Set problem => Note how many lines contain "PRINT" and give that number, with nothing else.

Records from a collection =>
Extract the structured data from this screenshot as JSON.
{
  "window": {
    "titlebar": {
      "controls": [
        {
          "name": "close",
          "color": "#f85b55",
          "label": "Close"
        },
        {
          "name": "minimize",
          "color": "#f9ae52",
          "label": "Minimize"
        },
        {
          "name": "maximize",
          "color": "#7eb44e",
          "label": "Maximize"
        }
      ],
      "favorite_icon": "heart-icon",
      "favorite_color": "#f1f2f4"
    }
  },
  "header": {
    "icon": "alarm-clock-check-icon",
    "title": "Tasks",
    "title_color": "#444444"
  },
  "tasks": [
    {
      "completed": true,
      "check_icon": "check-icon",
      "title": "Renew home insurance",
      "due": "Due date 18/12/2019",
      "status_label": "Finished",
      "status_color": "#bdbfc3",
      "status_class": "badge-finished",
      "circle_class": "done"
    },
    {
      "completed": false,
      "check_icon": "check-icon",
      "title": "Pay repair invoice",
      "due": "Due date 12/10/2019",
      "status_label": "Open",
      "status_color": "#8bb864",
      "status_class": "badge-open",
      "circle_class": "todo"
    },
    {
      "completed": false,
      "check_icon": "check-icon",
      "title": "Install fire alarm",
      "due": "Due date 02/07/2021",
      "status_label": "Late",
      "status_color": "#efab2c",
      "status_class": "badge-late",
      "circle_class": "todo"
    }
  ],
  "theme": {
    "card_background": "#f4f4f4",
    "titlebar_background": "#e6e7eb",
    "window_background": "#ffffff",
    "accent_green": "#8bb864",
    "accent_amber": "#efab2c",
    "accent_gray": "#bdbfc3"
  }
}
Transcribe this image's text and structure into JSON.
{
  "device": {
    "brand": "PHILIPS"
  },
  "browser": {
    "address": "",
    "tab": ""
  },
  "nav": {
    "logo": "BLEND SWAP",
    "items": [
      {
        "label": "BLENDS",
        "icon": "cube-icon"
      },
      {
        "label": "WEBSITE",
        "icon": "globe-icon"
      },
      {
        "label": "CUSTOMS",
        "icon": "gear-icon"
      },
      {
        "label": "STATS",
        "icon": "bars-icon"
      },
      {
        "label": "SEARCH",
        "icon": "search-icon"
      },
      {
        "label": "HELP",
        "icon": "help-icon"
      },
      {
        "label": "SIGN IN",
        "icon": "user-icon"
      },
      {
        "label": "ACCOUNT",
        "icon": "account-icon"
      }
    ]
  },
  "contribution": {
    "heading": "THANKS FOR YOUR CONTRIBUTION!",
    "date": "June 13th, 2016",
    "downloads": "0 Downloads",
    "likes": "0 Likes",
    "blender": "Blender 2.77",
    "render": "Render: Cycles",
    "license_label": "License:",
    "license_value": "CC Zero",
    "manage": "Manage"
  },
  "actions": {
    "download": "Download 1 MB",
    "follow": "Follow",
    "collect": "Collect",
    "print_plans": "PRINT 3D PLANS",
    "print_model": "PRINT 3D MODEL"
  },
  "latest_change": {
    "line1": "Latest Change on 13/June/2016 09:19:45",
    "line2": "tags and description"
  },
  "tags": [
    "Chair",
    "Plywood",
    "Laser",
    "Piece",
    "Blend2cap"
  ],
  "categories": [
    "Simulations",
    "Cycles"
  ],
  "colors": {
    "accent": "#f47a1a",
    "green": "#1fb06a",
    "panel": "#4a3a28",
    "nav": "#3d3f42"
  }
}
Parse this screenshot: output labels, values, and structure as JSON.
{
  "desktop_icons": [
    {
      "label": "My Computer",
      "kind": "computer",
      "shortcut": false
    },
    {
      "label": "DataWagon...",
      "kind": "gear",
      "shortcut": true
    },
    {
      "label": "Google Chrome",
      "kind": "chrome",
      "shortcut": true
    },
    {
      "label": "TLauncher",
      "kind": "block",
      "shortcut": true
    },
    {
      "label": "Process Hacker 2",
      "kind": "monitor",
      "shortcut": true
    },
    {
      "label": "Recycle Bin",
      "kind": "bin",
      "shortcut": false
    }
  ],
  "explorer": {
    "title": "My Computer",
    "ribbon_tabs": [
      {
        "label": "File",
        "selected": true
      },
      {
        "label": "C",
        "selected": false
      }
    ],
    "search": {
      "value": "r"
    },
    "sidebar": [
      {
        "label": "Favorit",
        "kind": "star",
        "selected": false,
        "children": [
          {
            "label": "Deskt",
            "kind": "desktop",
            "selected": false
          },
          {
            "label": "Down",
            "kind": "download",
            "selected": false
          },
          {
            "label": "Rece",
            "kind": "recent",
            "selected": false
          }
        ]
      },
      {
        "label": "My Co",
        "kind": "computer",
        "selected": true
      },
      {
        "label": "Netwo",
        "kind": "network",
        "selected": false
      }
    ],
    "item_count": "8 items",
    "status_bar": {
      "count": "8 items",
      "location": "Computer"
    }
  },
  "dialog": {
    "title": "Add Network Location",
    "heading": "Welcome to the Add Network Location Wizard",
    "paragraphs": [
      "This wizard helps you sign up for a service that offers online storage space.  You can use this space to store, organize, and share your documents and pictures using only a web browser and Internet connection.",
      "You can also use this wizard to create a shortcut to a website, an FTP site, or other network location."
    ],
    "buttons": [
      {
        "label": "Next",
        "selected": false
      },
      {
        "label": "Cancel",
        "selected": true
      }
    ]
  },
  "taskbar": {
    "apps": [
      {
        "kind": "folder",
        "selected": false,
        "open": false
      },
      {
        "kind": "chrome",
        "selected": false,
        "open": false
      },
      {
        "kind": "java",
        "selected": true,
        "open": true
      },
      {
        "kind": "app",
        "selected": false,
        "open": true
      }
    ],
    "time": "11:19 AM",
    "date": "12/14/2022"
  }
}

The response => 2